Locate each line in the records containing "ffffff". Copy it.

· · ·

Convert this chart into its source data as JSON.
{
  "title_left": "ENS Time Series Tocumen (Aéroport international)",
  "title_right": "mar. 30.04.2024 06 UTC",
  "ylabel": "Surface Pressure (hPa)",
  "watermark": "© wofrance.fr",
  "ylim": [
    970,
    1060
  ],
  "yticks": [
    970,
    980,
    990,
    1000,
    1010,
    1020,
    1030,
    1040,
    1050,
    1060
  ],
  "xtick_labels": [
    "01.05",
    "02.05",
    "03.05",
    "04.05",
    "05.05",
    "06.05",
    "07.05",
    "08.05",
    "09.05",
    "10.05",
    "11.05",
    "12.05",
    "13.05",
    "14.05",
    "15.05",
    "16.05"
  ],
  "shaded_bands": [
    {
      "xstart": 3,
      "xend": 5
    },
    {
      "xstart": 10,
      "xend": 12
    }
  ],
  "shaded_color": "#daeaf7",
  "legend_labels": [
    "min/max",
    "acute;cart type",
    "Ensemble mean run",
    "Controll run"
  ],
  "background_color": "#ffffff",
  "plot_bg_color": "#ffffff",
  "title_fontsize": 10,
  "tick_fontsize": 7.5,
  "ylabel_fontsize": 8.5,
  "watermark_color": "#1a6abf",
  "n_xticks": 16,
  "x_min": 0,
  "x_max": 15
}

· · ·

Solution to the exercise:
  "background_color": "#ffffff",
  "plot_bg_color": "#ffffff",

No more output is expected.